[Excerpts from a figure dataset]
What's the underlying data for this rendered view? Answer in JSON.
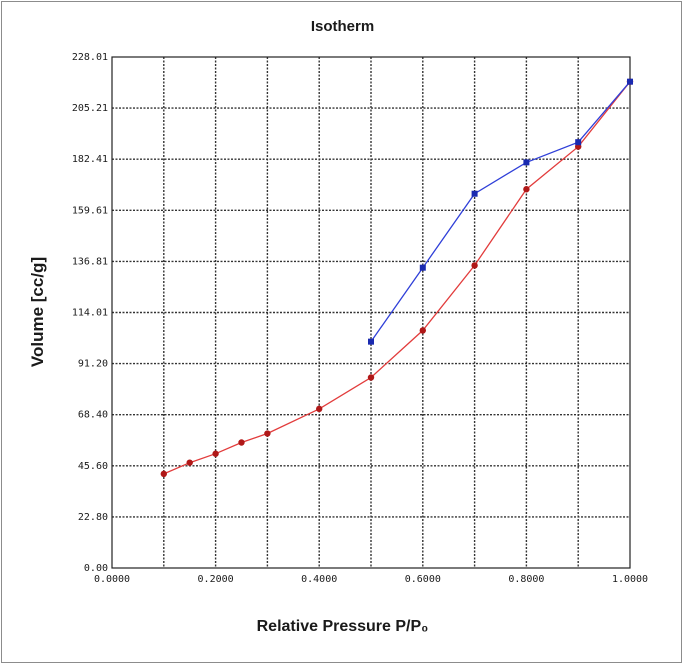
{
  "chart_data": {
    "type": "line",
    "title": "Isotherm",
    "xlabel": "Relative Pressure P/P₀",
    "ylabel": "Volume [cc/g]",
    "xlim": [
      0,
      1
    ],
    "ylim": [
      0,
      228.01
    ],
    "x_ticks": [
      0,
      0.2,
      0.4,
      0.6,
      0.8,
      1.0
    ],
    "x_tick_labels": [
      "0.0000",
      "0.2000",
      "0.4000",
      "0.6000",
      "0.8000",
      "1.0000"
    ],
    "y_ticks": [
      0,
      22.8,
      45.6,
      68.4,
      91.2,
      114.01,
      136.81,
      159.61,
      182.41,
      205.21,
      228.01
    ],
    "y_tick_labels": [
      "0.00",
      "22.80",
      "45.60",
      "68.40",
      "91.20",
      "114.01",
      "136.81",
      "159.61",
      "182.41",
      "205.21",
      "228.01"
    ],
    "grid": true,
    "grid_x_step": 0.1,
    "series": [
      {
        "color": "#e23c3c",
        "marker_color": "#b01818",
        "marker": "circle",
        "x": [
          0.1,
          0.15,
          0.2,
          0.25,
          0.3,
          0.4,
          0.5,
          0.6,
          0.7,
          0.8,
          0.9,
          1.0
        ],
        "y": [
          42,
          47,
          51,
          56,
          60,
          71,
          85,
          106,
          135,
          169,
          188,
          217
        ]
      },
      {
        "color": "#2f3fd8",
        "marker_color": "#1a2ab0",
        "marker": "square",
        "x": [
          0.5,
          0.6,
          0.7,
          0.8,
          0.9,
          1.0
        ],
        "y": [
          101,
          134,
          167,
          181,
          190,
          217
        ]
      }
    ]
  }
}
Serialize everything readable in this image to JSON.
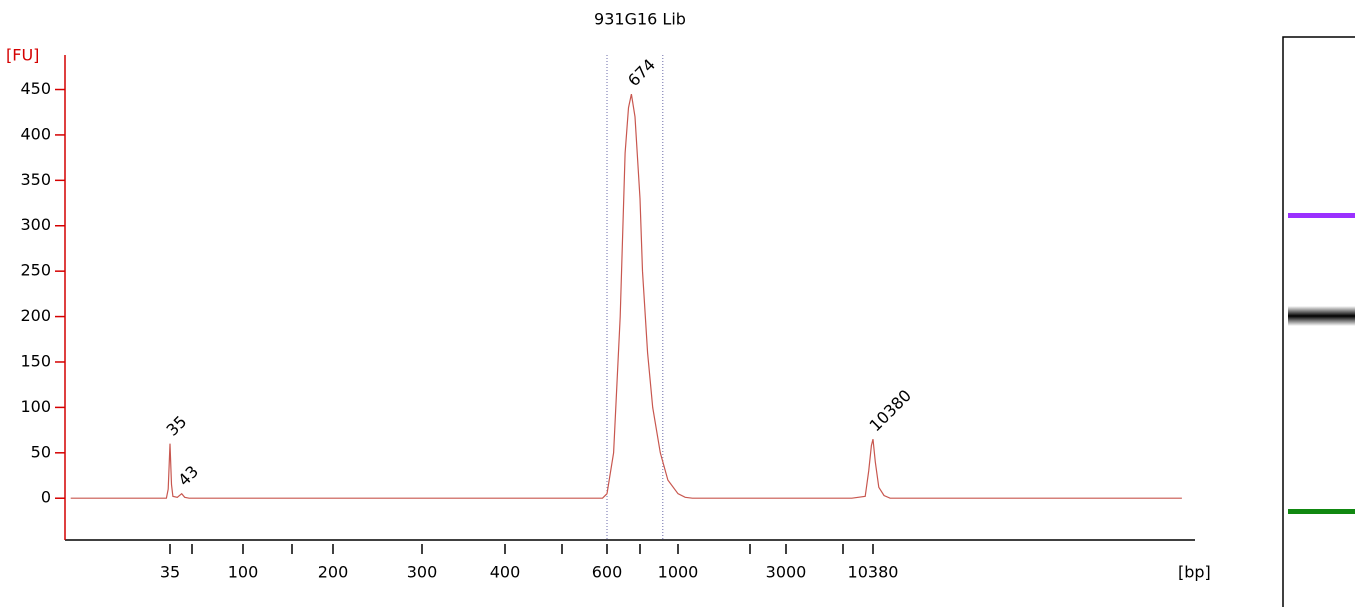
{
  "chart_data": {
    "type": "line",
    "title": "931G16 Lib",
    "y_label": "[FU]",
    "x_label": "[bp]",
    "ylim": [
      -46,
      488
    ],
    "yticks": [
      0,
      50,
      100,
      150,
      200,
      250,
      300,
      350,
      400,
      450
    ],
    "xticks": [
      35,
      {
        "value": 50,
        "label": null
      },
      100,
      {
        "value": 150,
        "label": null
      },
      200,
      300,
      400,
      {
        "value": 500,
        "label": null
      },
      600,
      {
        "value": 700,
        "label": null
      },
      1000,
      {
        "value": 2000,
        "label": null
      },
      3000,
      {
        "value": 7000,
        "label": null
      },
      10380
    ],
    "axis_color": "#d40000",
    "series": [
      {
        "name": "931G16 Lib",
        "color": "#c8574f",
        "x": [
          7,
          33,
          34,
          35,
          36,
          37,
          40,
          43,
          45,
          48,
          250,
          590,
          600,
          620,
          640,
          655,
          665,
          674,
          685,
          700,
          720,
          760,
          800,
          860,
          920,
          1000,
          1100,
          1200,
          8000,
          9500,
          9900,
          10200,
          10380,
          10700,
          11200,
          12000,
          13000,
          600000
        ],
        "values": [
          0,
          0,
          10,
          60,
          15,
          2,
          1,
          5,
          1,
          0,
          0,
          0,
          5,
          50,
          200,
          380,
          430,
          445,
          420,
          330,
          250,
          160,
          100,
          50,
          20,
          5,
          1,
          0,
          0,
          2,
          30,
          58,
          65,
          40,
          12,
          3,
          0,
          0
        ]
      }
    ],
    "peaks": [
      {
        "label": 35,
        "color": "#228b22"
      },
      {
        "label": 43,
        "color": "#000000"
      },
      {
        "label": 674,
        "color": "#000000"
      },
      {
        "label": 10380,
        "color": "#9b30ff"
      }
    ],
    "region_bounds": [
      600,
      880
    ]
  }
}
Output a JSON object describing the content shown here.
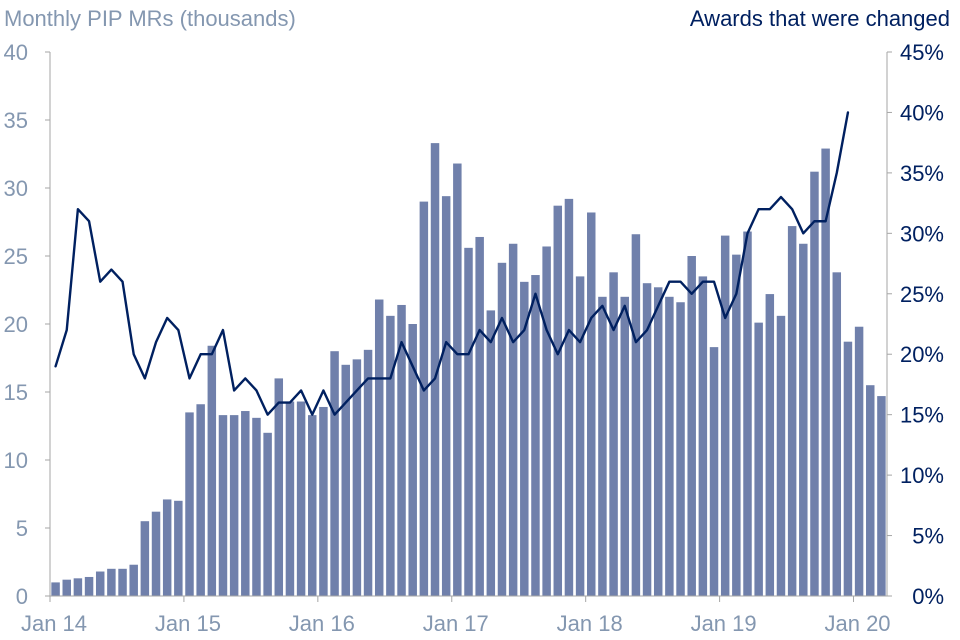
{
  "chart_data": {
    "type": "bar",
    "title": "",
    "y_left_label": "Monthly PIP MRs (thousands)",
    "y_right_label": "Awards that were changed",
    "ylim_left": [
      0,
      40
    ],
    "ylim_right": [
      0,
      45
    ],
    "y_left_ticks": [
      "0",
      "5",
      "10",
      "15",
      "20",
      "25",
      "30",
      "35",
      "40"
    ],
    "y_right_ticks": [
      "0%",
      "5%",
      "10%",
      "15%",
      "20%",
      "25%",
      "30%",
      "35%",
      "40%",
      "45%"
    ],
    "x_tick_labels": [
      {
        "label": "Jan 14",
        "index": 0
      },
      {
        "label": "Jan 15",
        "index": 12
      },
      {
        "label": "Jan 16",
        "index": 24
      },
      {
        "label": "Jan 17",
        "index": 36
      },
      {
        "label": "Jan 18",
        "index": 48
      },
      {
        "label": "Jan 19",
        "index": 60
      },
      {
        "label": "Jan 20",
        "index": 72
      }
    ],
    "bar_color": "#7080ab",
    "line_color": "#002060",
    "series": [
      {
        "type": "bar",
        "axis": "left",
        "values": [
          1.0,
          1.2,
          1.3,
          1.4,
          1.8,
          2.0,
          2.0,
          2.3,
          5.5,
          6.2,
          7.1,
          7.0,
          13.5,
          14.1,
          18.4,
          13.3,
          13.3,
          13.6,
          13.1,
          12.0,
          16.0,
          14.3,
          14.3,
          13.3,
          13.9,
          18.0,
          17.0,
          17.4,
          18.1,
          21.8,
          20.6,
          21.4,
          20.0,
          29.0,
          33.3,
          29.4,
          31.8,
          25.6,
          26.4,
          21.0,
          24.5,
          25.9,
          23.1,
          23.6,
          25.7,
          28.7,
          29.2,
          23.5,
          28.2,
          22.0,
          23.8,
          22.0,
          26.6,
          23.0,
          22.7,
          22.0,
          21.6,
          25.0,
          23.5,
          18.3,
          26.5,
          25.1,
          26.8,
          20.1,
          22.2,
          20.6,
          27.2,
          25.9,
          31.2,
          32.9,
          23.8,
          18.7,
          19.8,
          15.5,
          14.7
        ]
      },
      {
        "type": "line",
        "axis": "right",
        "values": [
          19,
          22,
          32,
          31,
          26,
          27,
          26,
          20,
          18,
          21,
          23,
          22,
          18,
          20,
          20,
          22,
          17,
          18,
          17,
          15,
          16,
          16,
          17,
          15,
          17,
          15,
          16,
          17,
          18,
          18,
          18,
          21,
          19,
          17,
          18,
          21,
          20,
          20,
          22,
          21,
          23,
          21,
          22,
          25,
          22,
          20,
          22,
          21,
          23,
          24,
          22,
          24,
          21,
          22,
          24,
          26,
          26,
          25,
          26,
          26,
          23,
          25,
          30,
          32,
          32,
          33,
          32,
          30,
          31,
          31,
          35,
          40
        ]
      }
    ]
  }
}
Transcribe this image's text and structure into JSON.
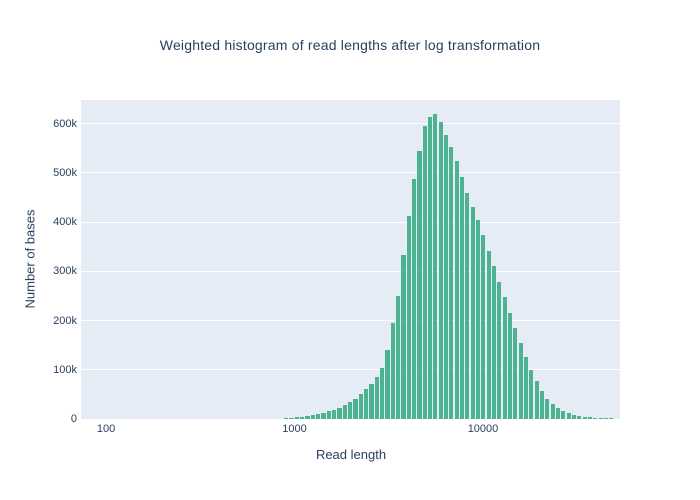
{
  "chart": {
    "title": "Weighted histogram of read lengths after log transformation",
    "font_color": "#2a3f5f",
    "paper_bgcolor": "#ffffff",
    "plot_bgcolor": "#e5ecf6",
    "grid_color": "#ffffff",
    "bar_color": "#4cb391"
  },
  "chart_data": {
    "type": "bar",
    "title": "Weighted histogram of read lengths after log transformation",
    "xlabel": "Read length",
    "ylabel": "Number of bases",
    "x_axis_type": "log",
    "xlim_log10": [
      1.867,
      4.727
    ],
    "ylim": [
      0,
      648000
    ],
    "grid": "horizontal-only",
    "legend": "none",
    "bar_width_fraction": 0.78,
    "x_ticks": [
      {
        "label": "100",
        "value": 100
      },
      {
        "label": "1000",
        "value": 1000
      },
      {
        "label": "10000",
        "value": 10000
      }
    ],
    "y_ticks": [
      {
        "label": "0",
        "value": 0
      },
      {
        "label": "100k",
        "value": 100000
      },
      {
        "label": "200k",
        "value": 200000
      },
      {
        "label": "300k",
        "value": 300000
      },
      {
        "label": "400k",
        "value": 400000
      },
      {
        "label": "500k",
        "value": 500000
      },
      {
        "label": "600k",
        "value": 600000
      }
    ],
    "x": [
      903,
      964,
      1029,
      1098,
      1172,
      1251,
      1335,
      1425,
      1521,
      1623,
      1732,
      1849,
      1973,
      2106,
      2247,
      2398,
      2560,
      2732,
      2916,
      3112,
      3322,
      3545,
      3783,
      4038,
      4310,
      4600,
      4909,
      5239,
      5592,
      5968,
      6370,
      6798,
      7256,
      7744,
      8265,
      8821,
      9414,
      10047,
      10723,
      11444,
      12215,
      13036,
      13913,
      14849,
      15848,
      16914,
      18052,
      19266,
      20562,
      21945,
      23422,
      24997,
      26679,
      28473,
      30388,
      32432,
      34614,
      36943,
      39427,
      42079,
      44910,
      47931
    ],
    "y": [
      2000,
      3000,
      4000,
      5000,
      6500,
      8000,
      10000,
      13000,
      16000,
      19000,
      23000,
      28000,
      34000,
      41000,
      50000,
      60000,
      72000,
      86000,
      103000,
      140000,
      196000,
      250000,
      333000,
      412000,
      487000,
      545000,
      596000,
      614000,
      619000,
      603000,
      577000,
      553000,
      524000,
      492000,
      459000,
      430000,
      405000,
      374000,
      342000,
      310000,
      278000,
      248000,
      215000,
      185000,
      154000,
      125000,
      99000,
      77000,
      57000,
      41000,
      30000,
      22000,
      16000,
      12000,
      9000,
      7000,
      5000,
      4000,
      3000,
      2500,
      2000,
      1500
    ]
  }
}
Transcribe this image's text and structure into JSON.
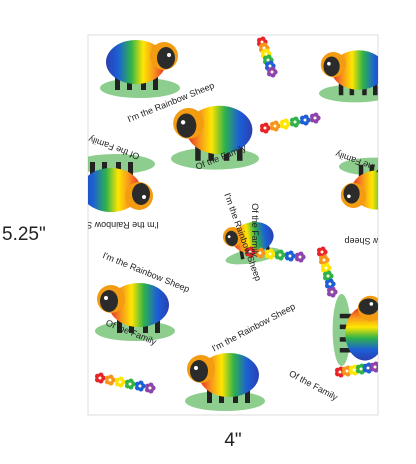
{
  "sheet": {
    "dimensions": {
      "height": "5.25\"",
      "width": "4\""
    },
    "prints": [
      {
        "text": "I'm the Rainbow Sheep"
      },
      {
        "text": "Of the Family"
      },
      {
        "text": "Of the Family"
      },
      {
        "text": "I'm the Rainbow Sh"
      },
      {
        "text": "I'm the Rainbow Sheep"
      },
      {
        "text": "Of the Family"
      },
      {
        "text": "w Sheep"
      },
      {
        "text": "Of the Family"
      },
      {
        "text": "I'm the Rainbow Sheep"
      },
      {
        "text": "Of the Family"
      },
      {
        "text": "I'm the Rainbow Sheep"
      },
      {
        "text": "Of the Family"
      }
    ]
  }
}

# [EXERCISE DETAILS]
In the entries above, find each line with the word "this" and show it.

# [EXPECTED ANSWER]
What's the underlying data for this rendered view? Answer in JSON.
Serialize everything readable in this image to JSON.
Transcribe this image's text and structure into JSON.
Transcribe this image's text and structure into JSON.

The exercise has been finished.